## START Records to use

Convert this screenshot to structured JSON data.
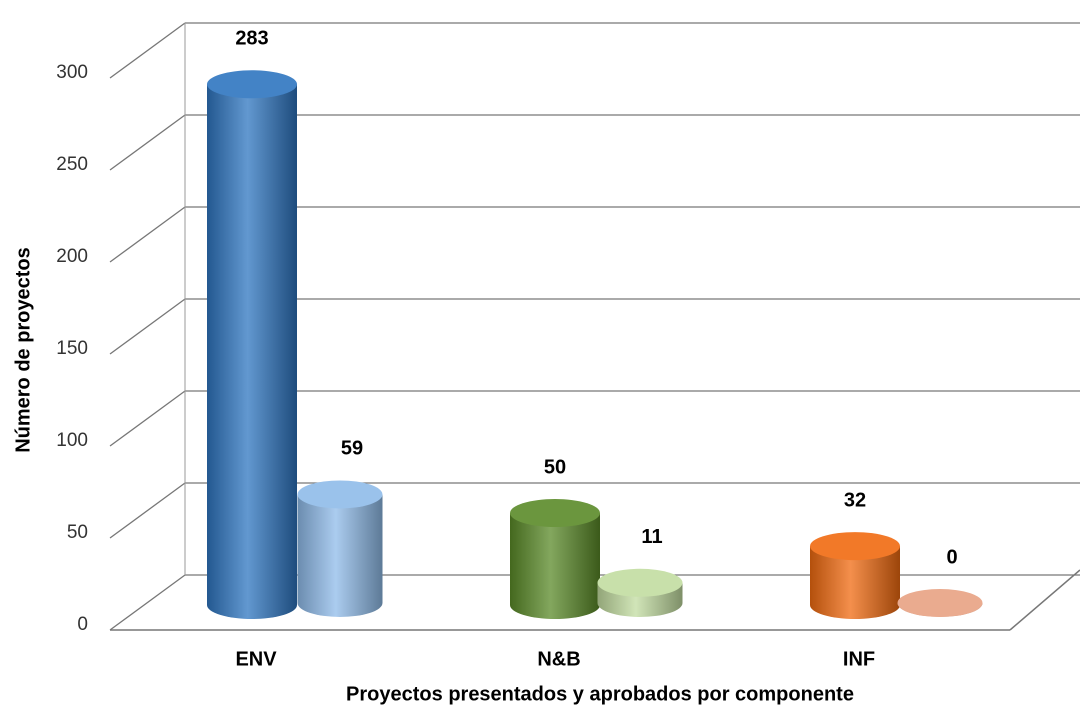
{
  "chart_data": {
    "type": "bar3d",
    "xlabel": "Proyectos presentados y aprobados por componente",
    "ylabel": "Número de proyectos",
    "categories": [
      "ENV",
      "N&B",
      "INF"
    ],
    "series": [
      {
        "colors": [
          "#2e75c0",
          "#5a8a28",
          "#f06a10"
        ],
        "values": [
          283,
          50,
          32
        ]
      },
      {
        "colors": [
          "#8fbbe9",
          "#c2dca0",
          "#e8a283"
        ],
        "values": [
          59,
          11,
          0
        ]
      }
    ],
    "ylim": [
      0,
      300
    ],
    "yticks": [
      0,
      50,
      100,
      150,
      200,
      250,
      300
    ],
    "grid": true
  }
}
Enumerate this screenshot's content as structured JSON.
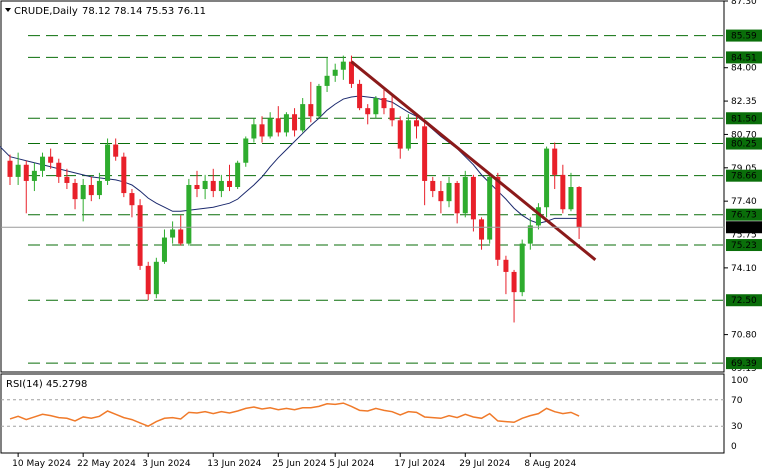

## END Records to use

Work to complete.
Reproduce the entries exactly. Do not carry over any picture.

Completed task.
Convert this screenshot to structured JSON data.
{
  "chart_data": {
    "type": "bar3d",
    "xlabel": "Proyectos presentados y aprobados por componente",
    "ylabel": "Número de proyectos",
    "categories": [
      "ENV",
      "N&B",
      "INF"
    ],
    "series": [
      {
        "colors": [
          "#2e75c0",
          "#5a8a28",
          "#f06a10"
        ],
        "values": [
          283,
          50,
          32
        ]
      },
      {
        "colors": [
          "#8fbbe9",
          "#c2dca0",
          "#e8a283"
        ],
        "values": [
          59,
          11,
          0
        ]
      }
    ],
    "ylim": [
      0,
      300
    ],
    "yticks": [
      0,
      50,
      100,
      150,
      200,
      250,
      300
    ],
    "grid": true
  }
}
Enumerate this screenshot's content as structured JSON.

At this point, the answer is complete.